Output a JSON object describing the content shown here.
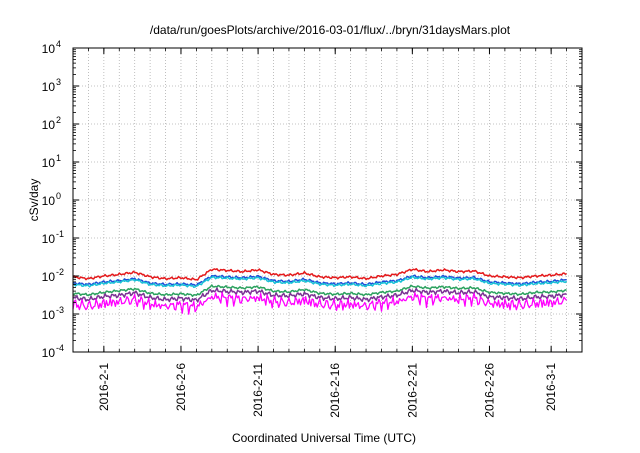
{
  "chart_data": {
    "type": "line",
    "title": "/data/run/goesPlots/archive/2016-03-01/flux/../bryn/31daysMars.plot",
    "xlabel": "Coordinated Universal Time (UTC)",
    "ylabel": "cSv/day",
    "yscale": "log",
    "ylim": [
      0.0001,
      10000
    ],
    "xlim": [
      "2016-01-30",
      "2016-03-03"
    ],
    "grid": true,
    "legend": "none",
    "x_ticks": [
      "2016-2-1",
      "2016-2-6",
      "2016-2-11",
      "2016-2-16",
      "2016-2-21",
      "2016-2-26",
      "2016-3-1"
    ],
    "y_ticks": [
      {
        "base": "10",
        "exp": "-4",
        "value": 0.0001
      },
      {
        "base": "10",
        "exp": "-3",
        "value": 0.001
      },
      {
        "base": "10",
        "exp": "-2",
        "value": 0.01
      },
      {
        "base": "10",
        "exp": "-1",
        "value": 0.1
      },
      {
        "base": "10",
        "exp": "0",
        "value": 1
      },
      {
        "base": "10",
        "exp": "1",
        "value": 10
      },
      {
        "base": "10",
        "exp": "2",
        "value": 100
      },
      {
        "base": "10",
        "exp": "3",
        "value": 1000
      },
      {
        "base": "10",
        "exp": "4",
        "value": 10000
      }
    ],
    "x": [
      "2016-01-30",
      "2016-01-31",
      "2016-02-01",
      "2016-02-02",
      "2016-02-03",
      "2016-02-04",
      "2016-02-05",
      "2016-02-06",
      "2016-02-07",
      "2016-02-08",
      "2016-02-09",
      "2016-02-10",
      "2016-02-11",
      "2016-02-12",
      "2016-02-13",
      "2016-02-14",
      "2016-02-15",
      "2016-02-16",
      "2016-02-17",
      "2016-02-18",
      "2016-02-19",
      "2016-02-20",
      "2016-02-21",
      "2016-02-22",
      "2016-02-23",
      "2016-02-24",
      "2016-02-25",
      "2016-02-26",
      "2016-02-27",
      "2016-02-28",
      "2016-02-29",
      "2016-03-01",
      "2016-03-02"
    ],
    "series": [
      {
        "color": "#e41a1c",
        "values": [
          0.0095,
          0.0085,
          0.01,
          0.011,
          0.0125,
          0.0095,
          0.0085,
          0.009,
          0.008,
          0.015,
          0.014,
          0.013,
          0.0145,
          0.011,
          0.0105,
          0.012,
          0.0095,
          0.009,
          0.0095,
          0.0085,
          0.01,
          0.011,
          0.015,
          0.013,
          0.0145,
          0.013,
          0.0135,
          0.01,
          0.0095,
          0.009,
          0.01,
          0.0105,
          0.0115
        ]
      },
      {
        "color": "#1e4fd8",
        "values": [
          0.0065,
          0.006,
          0.007,
          0.0075,
          0.0085,
          0.0065,
          0.006,
          0.0062,
          0.0058,
          0.01,
          0.0095,
          0.009,
          0.0098,
          0.0075,
          0.0072,
          0.0082,
          0.0066,
          0.0062,
          0.0066,
          0.006,
          0.007,
          0.0075,
          0.01,
          0.009,
          0.0098,
          0.0088,
          0.0092,
          0.007,
          0.0066,
          0.0062,
          0.0069,
          0.0072,
          0.008
        ]
      },
      {
        "color": "#19c2d6",
        "values": [
          0.006,
          0.0055,
          0.0064,
          0.007,
          0.008,
          0.006,
          0.0055,
          0.0058,
          0.0053,
          0.0092,
          0.0088,
          0.0083,
          0.009,
          0.0069,
          0.0066,
          0.0075,
          0.0061,
          0.0057,
          0.0061,
          0.0055,
          0.0064,
          0.0069,
          0.0092,
          0.0083,
          0.009,
          0.0081,
          0.0085,
          0.0064,
          0.0061,
          0.0057,
          0.0063,
          0.0066,
          0.0073
        ]
      },
      {
        "color": "#2ca25f",
        "values": [
          0.0035,
          0.0032,
          0.0037,
          0.0041,
          0.0046,
          0.0035,
          0.0032,
          0.0034,
          0.0031,
          0.0054,
          0.0051,
          0.0048,
          0.0052,
          0.004,
          0.0038,
          0.0044,
          0.0035,
          0.0033,
          0.0035,
          0.0032,
          0.0037,
          0.004,
          0.0054,
          0.0048,
          0.0052,
          0.0047,
          0.0049,
          0.0037,
          0.0035,
          0.0033,
          0.0037,
          0.0038,
          0.0042
        ]
      },
      {
        "color": "#7b3294",
        "values": [
          0.0027,
          0.0024,
          0.0029,
          0.0031,
          0.0036,
          0.0027,
          0.0024,
          0.0026,
          0.0023,
          0.0042,
          0.0039,
          0.0037,
          0.004,
          0.0031,
          0.003,
          0.0034,
          0.0027,
          0.0025,
          0.0027,
          0.0024,
          0.0028,
          0.0031,
          0.0042,
          0.0037,
          0.004,
          0.0036,
          0.0038,
          0.0028,
          0.0027,
          0.0025,
          0.0028,
          0.0029,
          0.0033
        ]
      },
      {
        "color": "#ff00ff",
        "values": [
          0.0019,
          0.0017,
          0.002,
          0.0022,
          0.0025,
          0.0019,
          0.0017,
          0.0018,
          0.0016,
          0.003,
          0.0027,
          0.0026,
          0.0028,
          0.0022,
          0.0021,
          0.0024,
          0.0019,
          0.0018,
          0.0019,
          0.0017,
          0.002,
          0.0022,
          0.003,
          0.0026,
          0.0028,
          0.0025,
          0.0027,
          0.002,
          0.0019,
          0.0018,
          0.002,
          0.0021,
          0.0023
        ]
      }
    ]
  }
}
..........
OBJECTIVE
How many lines of these entries contain "color"? Answer with the number and nothing else.

RESULT FOR THIS EXERCISE
6